__Problem details__:
In the entries below, lay out the lines from the line with "290, 410, 319]" to the line with "478, 1018, 512]", both included, as a JSON list of strings, one string per line. Leave out blank lines and include no other lines.

__Coordinate annotation entries__:

★ ★ ★ ★ ★

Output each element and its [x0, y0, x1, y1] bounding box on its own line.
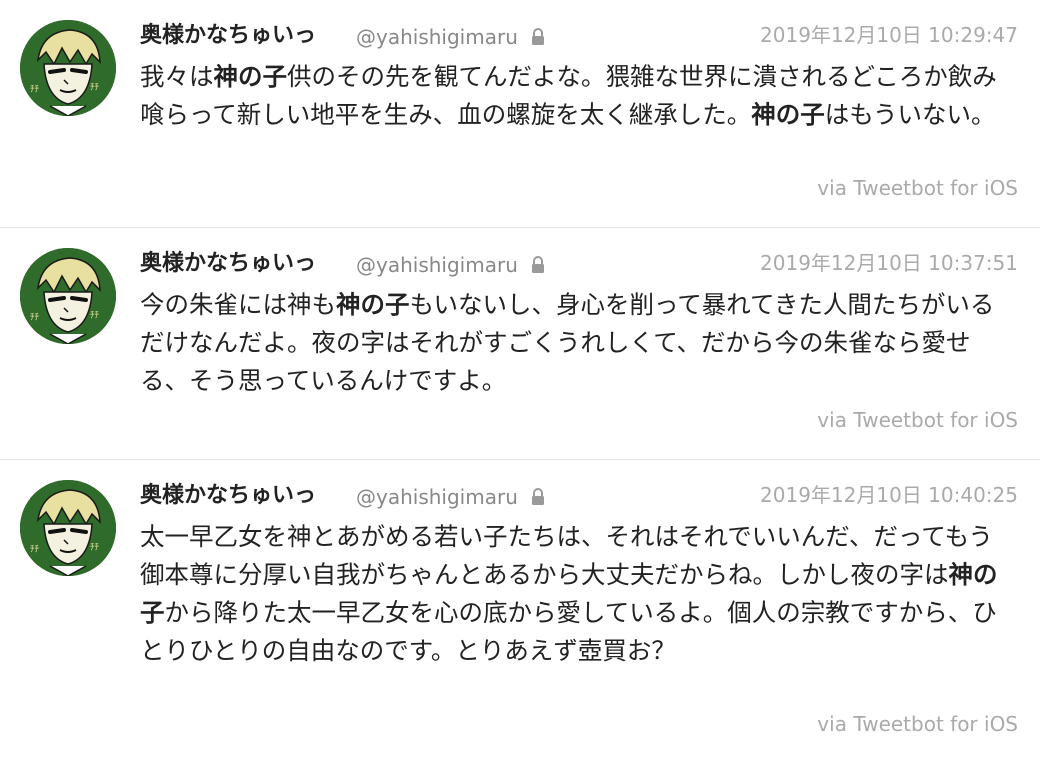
tweet-text-bold-segment: 神の子	[336, 290, 410, 319]
tweet-text-segment: 今の朱雀には神も	[140, 290, 336, 319]
tweet-item[interactable]: ﾁﾁ ﾁﾁ 奥様かなちゅいっ @yahishigimaru 2019年12月10…	[0, 0, 1040, 228]
lock-icon	[532, 28, 544, 45]
avatar[interactable]: ﾁﾁ ﾁﾁ	[20, 20, 116, 116]
avatar-illustration-icon: ﾁﾁ ﾁﾁ	[20, 20, 116, 116]
svg-text:ﾁﾁ: ﾁﾁ	[30, 312, 40, 323]
author-handle[interactable]: @yahishigimaru	[356, 246, 518, 284]
tweet-text-segment: 我々は	[140, 62, 214, 91]
tweet-text-bold-segment: 神の子	[751, 100, 825, 129]
svg-text:ﾁﾁ: ﾁﾁ	[30, 544, 40, 555]
via-client[interactable]: via Tweetbot for iOS	[817, 176, 1018, 200]
via-client[interactable]: via Tweetbot for iOS	[817, 712, 1018, 736]
svg-text:ﾁﾁ: ﾁﾁ	[90, 542, 100, 553]
tweet-item[interactable]: ﾁﾁ ﾁﾁ 奥様かなちゅいっ @yahishigimaru 2019年12月10…	[0, 228, 1040, 460]
svg-text:ﾁﾁ: ﾁﾁ	[90, 310, 100, 321]
tweet-text: 今の朱雀には神も神の子もいないし、身心を削って暴れてきた人間たちがいるだけなんだ…	[140, 286, 1010, 400]
tweet-header: 奥様かなちゅいっ @yahishigimaru 2019年12月10日 10:2…	[140, 18, 1018, 54]
tweet-text: 我々は神の子供のその先を観てんだよな。猥雑な世界に潰されるどころか飲み喰らって新…	[140, 58, 1010, 134]
avatar-illustration-icon: ﾁﾁ ﾁﾁ	[20, 248, 116, 344]
author-handle[interactable]: @yahishigimaru	[356, 478, 518, 516]
tweet-text-bold-segment: 神の子	[213, 62, 288, 91]
tweet-text-segment: はもういない。	[824, 100, 996, 129]
avatar[interactable]: ﾁﾁ ﾁﾁ	[20, 480, 116, 576]
avatar[interactable]: ﾁﾁ ﾁﾁ	[20, 248, 116, 344]
tweet-text-segment: 太一早乙女を神とあがめる若い子たちは、それはそれでいいんだ、だってもう御本尊に分…	[140, 522, 993, 589]
lock-icon	[532, 488, 544, 505]
svg-text:ﾁﾁ: ﾁﾁ	[30, 84, 40, 95]
svg-text:ﾁﾁ: ﾁﾁ	[90, 82, 100, 93]
tweet-header: 奥様かなちゅいっ @yahishigimaru 2019年12月10日 10:4…	[140, 478, 1018, 514]
lock-icon	[532, 256, 544, 273]
author-name[interactable]: 奥様かなちゅいっ	[140, 478, 316, 514]
author-name[interactable]: 奥様かなちゅいっ	[140, 18, 316, 54]
tweet-timeline: ﾁﾁ ﾁﾁ 奥様かなちゅいっ @yahishigimaru 2019年12月10…	[0, 0, 1040, 764]
author-handle[interactable]: @yahishigimaru	[356, 18, 518, 56]
tweet-timestamp[interactable]: 2019年12月10日 10:37:51	[760, 246, 1018, 280]
tweet-timestamp[interactable]: 2019年12月10日 10:29:47	[760, 18, 1018, 52]
avatar-illustration-icon: ﾁﾁ ﾁﾁ	[20, 480, 116, 576]
author-name[interactable]: 奥様かなちゅいっ	[140, 246, 316, 282]
tweet-timestamp[interactable]: 2019年12月10日 10:40:25	[760, 478, 1018, 512]
via-client[interactable]: via Tweetbot for iOS	[817, 408, 1018, 432]
tweet-text: 太一早乙女を神とあがめる若い子たちは、それはそれでいいんだ、だってもう御本尊に分…	[140, 518, 1010, 670]
tweet-header: 奥様かなちゅいっ @yahishigimaru 2019年12月10日 10:3…	[140, 246, 1018, 282]
tweet-item[interactable]: ﾁﾁ ﾁﾁ 奥様かなちゅいっ @yahishigimaru 2019年12月10…	[0, 460, 1040, 764]
tweet-text-segment: から降りた太一早乙女を心の底から愛しているよ。個人の宗教ですから、ひとりひとりの…	[140, 598, 997, 665]
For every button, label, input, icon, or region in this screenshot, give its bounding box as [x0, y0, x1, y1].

★ ★ ★ ★ ★

__Answer for this exercise__:
[
  "tweet-text-bold-segment: 神の子\t[336, 290, 410, 319]",
  "tweet-text-segment: 今の朱雀には神も\t[140, 290, 336, 319]",
  "tweet-item[interactable]: ﾁﾁ ﾁﾁ 奥様かなちゅいっ @yahishigimaru 2019年12月10…\t[0, 0, 1040, 228]",
  "lock-icon\t[532, 28, 544, 45]",
  "avatar[interactable]: ﾁﾁ ﾁﾁ\t[20, 20, 116, 116]",
  "avatar-illustration-icon: ﾁﾁ ﾁﾁ\t[20, 20, 116, 116]",
  "svg-text:ﾁﾁ: ﾁﾁ\t[30, 312, 40, 323]",
  "author-handle[interactable]: @yahishigimaru\t[356, 246, 518, 284]",
  "tweet-text-segment: 我々は\t[140, 62, 214, 91]",
  "tweet-text-bold-segment: 神の子\t[751, 100, 825, 129]",
  "svg-text:ﾁﾁ: ﾁﾁ\t[30, 544, 40, 555]",
  "via-client[interactable]: via Tweetbot for iOS\t[817, 176, 1018, 200]",
  "via-client[interactable]: via Tweetbot for iOS\t[817, 712, 1018, 736]",
  "svg-text:ﾁﾁ: ﾁﾁ\t[90, 542, 100, 553]",
  "tweet-item[interactable]: ﾁﾁ ﾁﾁ 奥様かなちゅいっ @yahishigimaru 2019年12月10…\t[0, 228, 1040, 460]",
  "svg-text:ﾁﾁ: ﾁﾁ\t[90, 310, 100, 321]",
  "tweet-text: 今の朱雀には神も神の子もいないし、身心を削って暴れてきた人間たちがいるだけなんだ…\t[140, 286, 1010, 400]",
  "tweet-header: 奥様かなちゅいっ @yahishigimaru 2019年12月10日 10:2…\t[140, 18, 1018, 54]",
  "tweet-text: 我々は神の子供のその先を観てんだよな。猥雑な世界に潰されるどころか飲み喰らって新…\t[140, 58, 1010, 134]",
  "avatar-illustration-icon: ﾁﾁ ﾁﾁ\t[20, 248, 116, 344]",
  "author-handle[interactable]: @yahishigimaru\t[356, 478, 518, 516]",
  "tweet-text-bold-segment: 神の子\t[213, 62, 288, 91]",
  "tweet-text-segment: はもういない。\t[824, 100, 996, 129]",
  "avatar[interactable]: ﾁﾁ ﾁﾁ\t[20, 480, 116, 576]",
  "avatar[interactable]: ﾁﾁ ﾁﾁ\t[20, 248, 116, 344]",
  "tweet-text-segment: 太一早乙女を神とあがめる若い子たちは、それはそれでいいんだ、だってもう御本尊に分…\t[140, 522, 993, 589]",
  "lock-icon\t[532, 488, 544, 505]",
  "svg-text:ﾁﾁ: ﾁﾁ\t[30, 84, 40, 95]",
  "svg-text:ﾁﾁ: ﾁﾁ\t[90, 82, 100, 93]",
  "tweet-header: 奥様かなちゅいっ @yahishigimaru 2019年12月10日 10:4…\t[140, 478, 1018, 514]",
  "lock-icon\t[532, 256, 544, 273]",
  "author-name[interactable]: 奥様かなちゅいっ\t[140, 478, 316, 514]",
  "author-name[interactable]: 奥様かなちゅいっ\t[140, 18, 316, 54]",
  "tweet-timeline: ﾁﾁ ﾁﾁ 奥様かなちゅいっ @yahishigimaru 2019年12月10…\t[0, 0, 1040, 764]",
  "author-handle[interactable]: @yahishigimaru\t[356, 18, 518, 56]",
  "tweet-timestamp[interactable]: 2019年12月10日 10:37:51\t[760, 246, 1018, 280]",
  "tweet-timestamp[interactable]: 2019年12月10日 10:29:47\t[760, 18, 1018, 52]",
  "avatar-illustration-icon: ﾁﾁ ﾁﾁ\t[20, 480, 116, 576]",
  "author-name[interactable]: 奥様かなちゅいっ\t[140, 246, 316, 282]",
  "tweet-timestamp[interactable]: 2019年12月10日 10:40:25\t[760, 478, 1018, 512]"
]